Dataset items:
* START *

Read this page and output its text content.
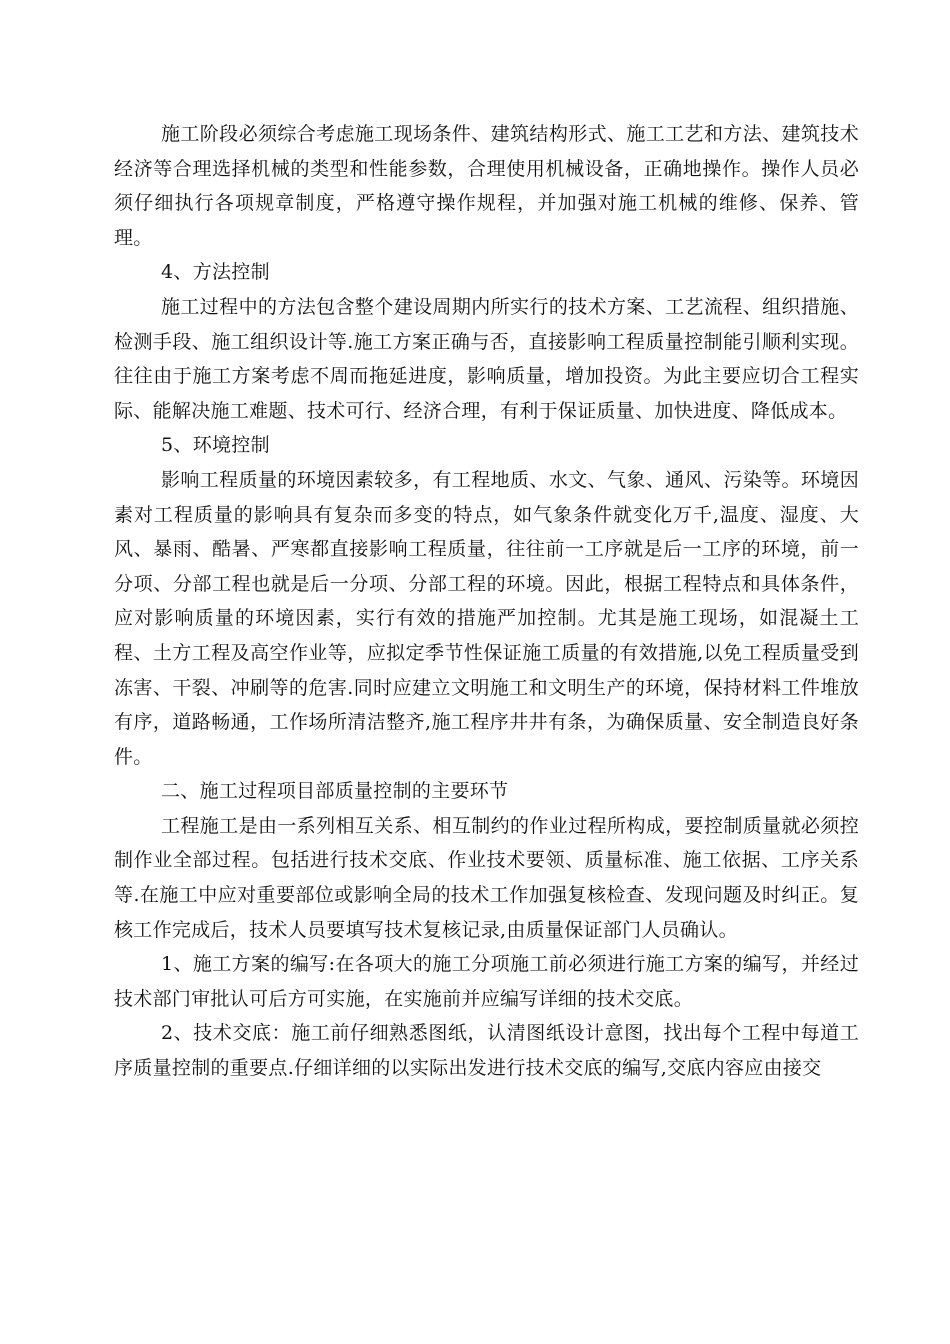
施工阶段必须综合考虑施工现场条件、建筑结构形式、施工工艺和方法、建筑技术经济等合理选择机械的类型和性能参数，合理使用机械设备，正确地操作。操作人员必须仔细执行各项规章制度，严格遵守操作规程，并加强对施工机械的维修、保养、管理。

4、方法控制

施工过程中的方法包含整个建设周期内所实行的技术方案、工艺流程、组织措施、检测手段、施工组织设计等.施工方案正确与否，直接影响工程质量控制能引顺利实现。往往由于施工方案考虑不周而拖延进度，影响质量，增加投资。为此主要应切合工程实际、能解决施工难题、技术可行、经济合理，有利于保证质量、加快进度、降低成本。

5、环境控制

影响工程质量的环境因素较多，有工程地质、水文、气象、通风、污染等。环境因素对工程质量的影响具有复杂而多变的特点，如气象条件就变化万千,温度、湿度、大风、暴雨、酷暑、严寒都直接影响工程质量，往往前一工序就是后一工序的环境，前一分项、分部工程也就是后一分项、分部工程的环境。因此，根据工程特点和具体条件，应对影响质量的环境因素，实行有效的措施严加控制。尤其是施工现场，如混凝土工程、土方工程及高空作业等，应拟定季节性保证施工质量的有效措施,以免工程质量受到冻害、干裂、冲刷等的危害.同时应建立文明施工和文明生产的环境，保持材料工件堆放有序，道路畅通，工作场所清洁整齐,施工程序井井有条，为确保质量、安全制造良好条件。

二、施工过程项目部质量控制的主要环节

工程施工是由一系列相互关系、相互制约的作业过程所构成，要控制质量就必须控制作业全部过程。包括进行技术交底、作业技术要领、质量标准、施工依据、工序关系等.在施工中应对重要部位或影响全局的技术工作加强复核检查、发现问题及时纠正。复核工作完成后，技术人员要填写技术复核记录,由质量保证部门人员确认。

1、施工方案的编写:在各项大的施工分项施工前必须进行施工方案的编写，并经过技术部门审批认可后方可实施，在实施前并应编写详细的技术交底。

2、技术交底：施工前仔细熟悉图纸，认清图纸设计意图，找出每个工程中每道工序质量控制的重要点.仔细详细的以实际出发进行技术交底的编写,交底内容应由接交
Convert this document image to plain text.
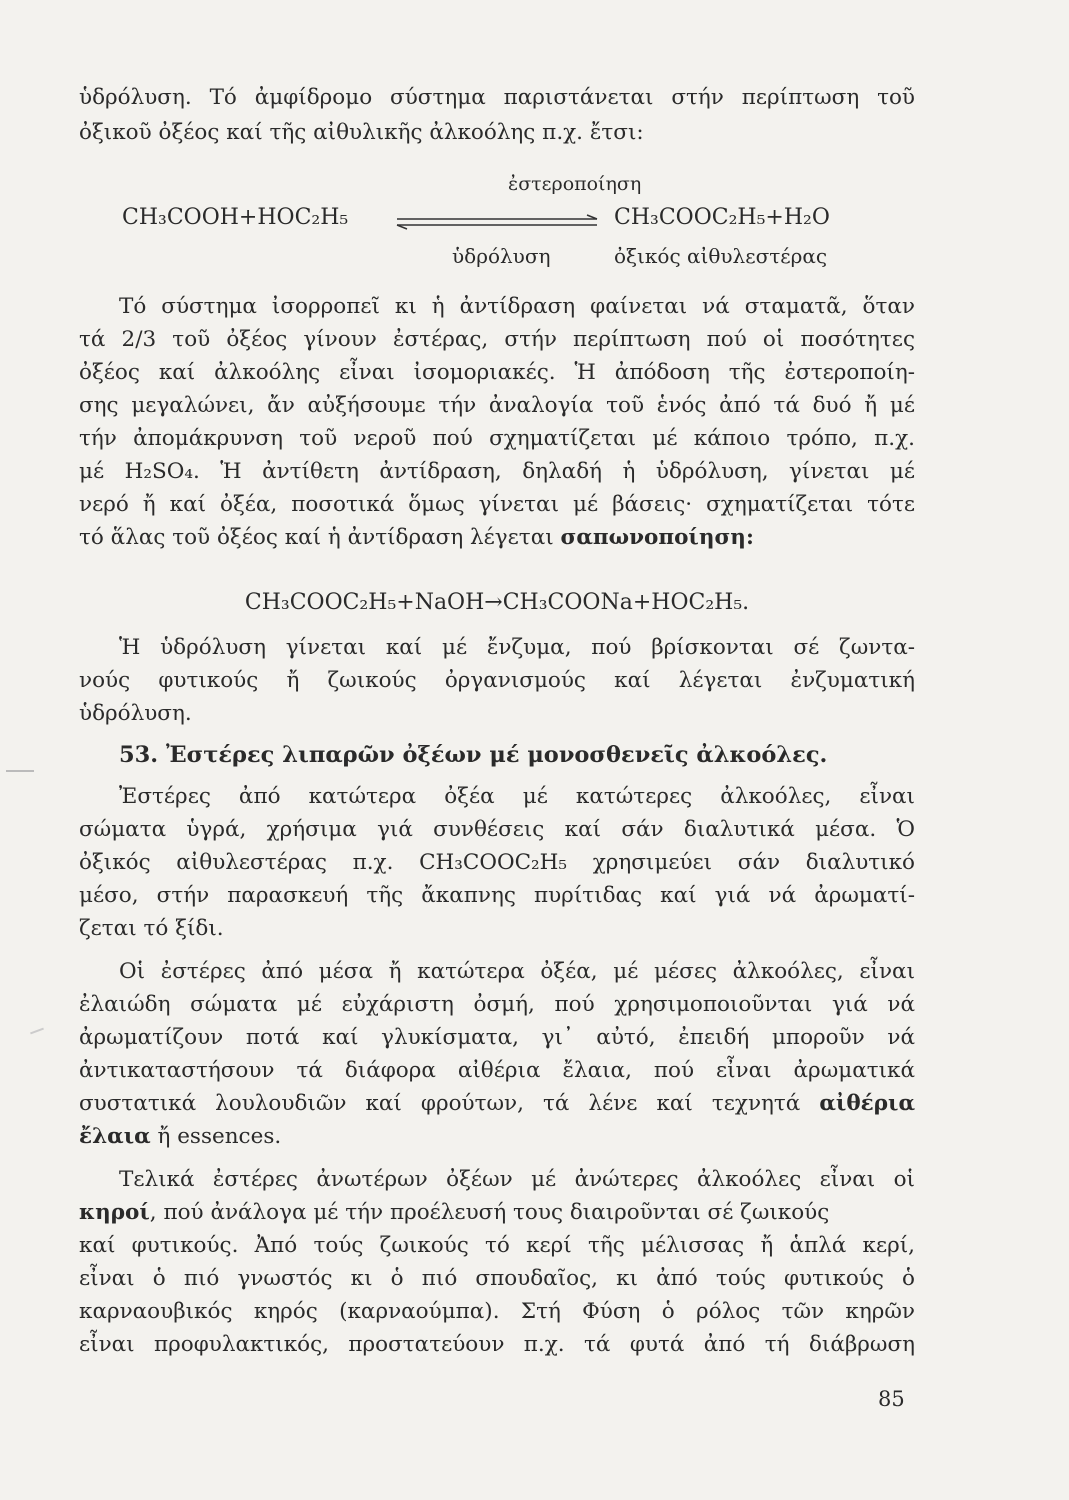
ὑδρόλυση. Τό ἀμφίδρομο σύστημα παριστάνεται στήν περίπτωση τοῦ
ὀξικοῦ ὀξέος καί τῆς αἰθυλικῆς ἀλκοόλης π.χ. ἔτσι:
ἐστεροποίηση
CH₃COOH+HOC₂H₅	CH₃COOC₂H₅+H₂O
ὑδρόλυση	ὀξικός αἰθυλεστέρας
Τό σύστημα ἰσορροπεῖ κι ἡ ἀντίδραση φαίνεται νά σταματᾶ, ὅταν
τά 2/3 τοῦ ὀξέος γίνουν ἐστέρας, στήν περίπτωση πού οἱ ποσότητες
ὀξέος καί ἀλκοόλης εἶναι ἰσομοριακές. Ἡ ἀπόδοση τῆς ἐστεροποίη-
σης μεγαλώνει, ἄν αὐξήσουμε τήν ἀναλογία τοῦ ἑνός ἀπό τά δυό ἤ μέ
τήν ἀπομάκρυνση τοῦ νεροῦ πού σχηματίζεται μέ κάποιο τρόπο, π.χ.
μέ H₂SO₄. Ἡ ἀντίθετη ἀντίδραση, δηλαδή ἡ ὑδρόλυση, γίνεται μέ
νερό ἤ καί ὀξέα, ποσοτικά ὅμως γίνεται μέ βάσεις· σχηματίζεται τότε
τό ἅλας τοῦ ὀξέος καί ἡ ἀντίδραση λέγεται σαπωνοποίηση:
CH₃COOC₂H₅+NaOH→CH₃COONa+HOC₂H₅.
Ἡ ὑδρόλυση γίνεται καί μέ ἔνζυμα, πού βρίσκονται σέ ζωντα-
νούς φυτικούς ἤ ζωικούς ὀργανισμούς καί λέγεται ἐνζυματική
ὑδρόλυση.
53. Ἐστέρες λιπαρῶν ὀξέων μέ μονοσθενεῖς ἀλκοόλες.
Ἐστέρες ἀπό κατώτερα ὀξέα μέ κατώτερες ἀλκοόλες, εἶναι
σώματα ὑγρά, χρήσιμα γιά συνθέσεις καί σάν διαλυτικά μέσα. Ὁ
ὀξικός αἰθυλεστέρας π.χ. CH₃COOC₂H₅ χρησιμεύει σάν διαλυτικό
μέσο, στήν παρασκευή τῆς ἄκαπνης πυρίτιδας καί γιά νά ἀρωματί-
ζεται τό ξίδι.
Οἱ ἐστέρες ἀπό μέσα ἤ κατώτερα ὀξέα, μέ μέσες ἀλκοόλες, εἶναι
ἐλαιώδη σώματα μέ εὐχάριστη ὀσμή, πού χρησιμοποιοῦνται γιά νά
ἀρωματίζουν ποτά καί γλυκίσματα, γι᾽ αὐτό, ἐπειδή μποροῦν νά
ἀντικαταστήσουν τά διάφορα αἰθέρια ἔλαια, πού εἶναι ἀρωματικά
συστατικά λουλουδιῶν καί φρούτων, τά λένε καί τεχνητά αἰθέρια
ἔλαια ἤ essences.
Τελικά ἐστέρες ἀνωτέρων ὀξέων μέ ἀνώτερες ἀλκοόλες εἶναι οἱ
κηροί, πού ἀνάλογα μέ τήν προέλευσή τους διαιροῦνται σέ ζωικούς
καί φυτικούς. Ἀπό τούς ζωικούς τό κερί τῆς μέλισσας ἤ ἁπλά κερί,
εἶναι ὁ πιό γνωστός κι ὁ πιό σπουδαῖος, κι ἀπό τούς φυτικούς ὁ
καρναουβικός κηρός (καρναούμπα). Στή Φύση ὁ ρόλος τῶν κηρῶν
εἶναι προφυλακτικός, προστατεύουν π.χ. τά φυτά ἀπό τή διάβρωση
85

* END *

Instruction
Copy the records above exactly, omitting every picture.

Task solution
Read this page and output its text content.
施工阶段必须综合考虑施工现场条件、建筑结构形式、施工工艺和方法、建筑技术经济等合理选择机械的类型和性能参数，合理使用机械设备，正确地操作。操作人员必须仔细执行各项规章制度，严格遵守操作规程，并加强对施工机械的维修、保养、管理。

4、方法控制

施工过程中的方法包含整个建设周期内所实行的技术方案、工艺流程、组织措施、检测手段、施工组织设计等.施工方案正确与否，直接影响工程质量控制能引顺利实现。往往由于施工方案考虑不周而拖延进度，影响质量，增加投资。为此主要应切合工程实际、能解决施工难题、技术可行、经济合理，有利于保证质量、加快进度、降低成本。

5、环境控制

影响工程质量的环境因素较多，有工程地质、水文、气象、通风、污染等。环境因素对工程质量的影响具有复杂而多变的特点，如气象条件就变化万千,温度、湿度、大风、暴雨、酷暑、严寒都直接影响工程质量，往往前一工序就是后一工序的环境，前一分项、分部工程也就是后一分项、分部工程的环境。因此，根据工程特点和具体条件，应对影响质量的环境因素，实行有效的措施严加控制。尤其是施工现场，如混凝土工程、土方工程及高空作业等，应拟定季节性保证施工质量的有效措施,以免工程质量受到冻害、干裂、冲刷等的危害.同时应建立文明施工和文明生产的环境，保持材料工件堆放有序，道路畅通，工作场所清洁整齐,施工程序井井有条，为确保质量、安全制造良好条件。

二、施工过程项目部质量控制的主要环节

工程施工是由一系列相互关系、相互制约的作业过程所构成，要控制质量就必须控制作业全部过程。包括进行技术交底、作业技术要领、质量标准、施工依据、工序关系等.在施工中应对重要部位或影响全局的技术工作加强复核检查、发现问题及时纠正。复核工作完成后，技术人员要填写技术复核记录,由质量保证部门人员确认。

1、施工方案的编写:在各项大的施工分项施工前必须进行施工方案的编写，并经过技术部门审批认可后方可实施，在实施前并应编写详细的技术交底。

2、技术交底：施工前仔细熟悉图纸，认清图纸设计意图，找出每个工程中每道工序质量控制的重要点.仔细详细的以实际出发进行技术交底的编写,交底内容应由接交
Convert this document image to plain text.
ὑδρόλυση. Τό ἀμφίδρομο σύστημα παριστάνεται στήν περίπτωση τοῦ
ὀξικοῦ ὀξέος καί τῆς αἰθυλικῆς ἀλκοόλης π.χ. ἔτσι:
ἐστεροποίηση
CH₃COOH+HOC₂H₅	CH₃COOC₂H₅+H₂O
ὑδρόλυση	ὀξικός αἰθυλεστέρας
Τό σύστημα ἰσορροπεῖ κι ἡ ἀντίδραση φαίνεται νά σταματᾶ, ὅταν
τά 2/3 τοῦ ὀξέος γίνουν ἐστέρας, στήν περίπτωση πού οἱ ποσότητες
ὀξέος καί ἀλκοόλης εἶναι ἰσομοριακές. Ἡ ἀπόδοση τῆς ἐστεροποίη-
σης μεγαλώνει, ἄν αὐξήσουμε τήν ἀναλογία τοῦ ἑνός ἀπό τά δυό ἤ μέ
τήν ἀπομάκρυνση τοῦ νεροῦ πού σχηματίζεται μέ κάποιο τρόπο, π.χ.
μέ H₂SO₄. Ἡ ἀντίθετη ἀντίδραση, δηλαδή ἡ ὑδρόλυση, γίνεται μέ
νερό ἤ καί ὀξέα, ποσοτικά ὅμως γίνεται μέ βάσεις· σχηματίζεται τότε
τό ἅλας τοῦ ὀξέος καί ἡ ἀντίδραση λέγεται σαπωνοποίηση:
CH₃COOC₂H₅+NaOH→CH₃COONa+HOC₂H₅.
Ἡ ὑδρόλυση γίνεται καί μέ ἔνζυμα, πού βρίσκονται σέ ζωντα-
νούς φυτικούς ἤ ζωικούς ὀργανισμούς καί λέγεται ἐνζυματική
ὑδρόλυση.
53. Ἐστέρες λιπαρῶν ὀξέων μέ μονοσθενεῖς ἀλκοόλες.
Ἐστέρες ἀπό κατώτερα ὀξέα μέ κατώτερες ἀλκοόλες, εἶναι
σώματα ὑγρά, χρήσιμα γιά συνθέσεις καί σάν διαλυτικά μέσα. Ὁ
ὀξικός αἰθυλεστέρας π.χ. CH₃COOC₂H₅ χρησιμεύει σάν διαλυτικό
μέσο, στήν παρασκευή τῆς ἄκαπνης πυρίτιδας καί γιά νά ἀρωματί-
ζεται τό ξίδι.
Οἱ ἐστέρες ἀπό μέσα ἤ κατώτερα ὀξέα, μέ μέσες ἀλκοόλες, εἶναι
ἐλαιώδη σώματα μέ εὐχάριστη ὀσμή, πού χρησιμοποιοῦνται γιά νά
ἀρωματίζουν ποτά καί γλυκίσματα, γι᾽ αὐτό, ἐπειδή μποροῦν νά
ἀντικαταστήσουν τά διάφορα αἰθέρια ἔλαια, πού εἶναι ἀρωματικά
συστατικά λουλουδιῶν καί φρούτων, τά λένε καί τεχνητά αἰθέρια
ἔλαια ἤ essences.
Τελικά ἐστέρες ἀνωτέρων ὀξέων μέ ἀνώτερες ἀλκοόλες εἶναι οἱ
κηροί, πού ἀνάλογα μέ τήν προέλευσή τους διαιροῦνται σέ ζωικούς
καί φυτικούς. Ἀπό τούς ζωικούς τό κερί τῆς μέλισσας ἤ ἁπλά κερί,
εἶναι ὁ πιό γνωστός κι ὁ πιό σπουδαῖος, κι ἀπό τούς φυτικούς ὁ
καρναουβικός κηρός (καρναούμπα). Στή Φύση ὁ ρόλος τῶν κηρῶν
εἶναι προφυλακτικός, προστατεύουν π.χ. τά φυτά ἀπό τή διάβρωση
85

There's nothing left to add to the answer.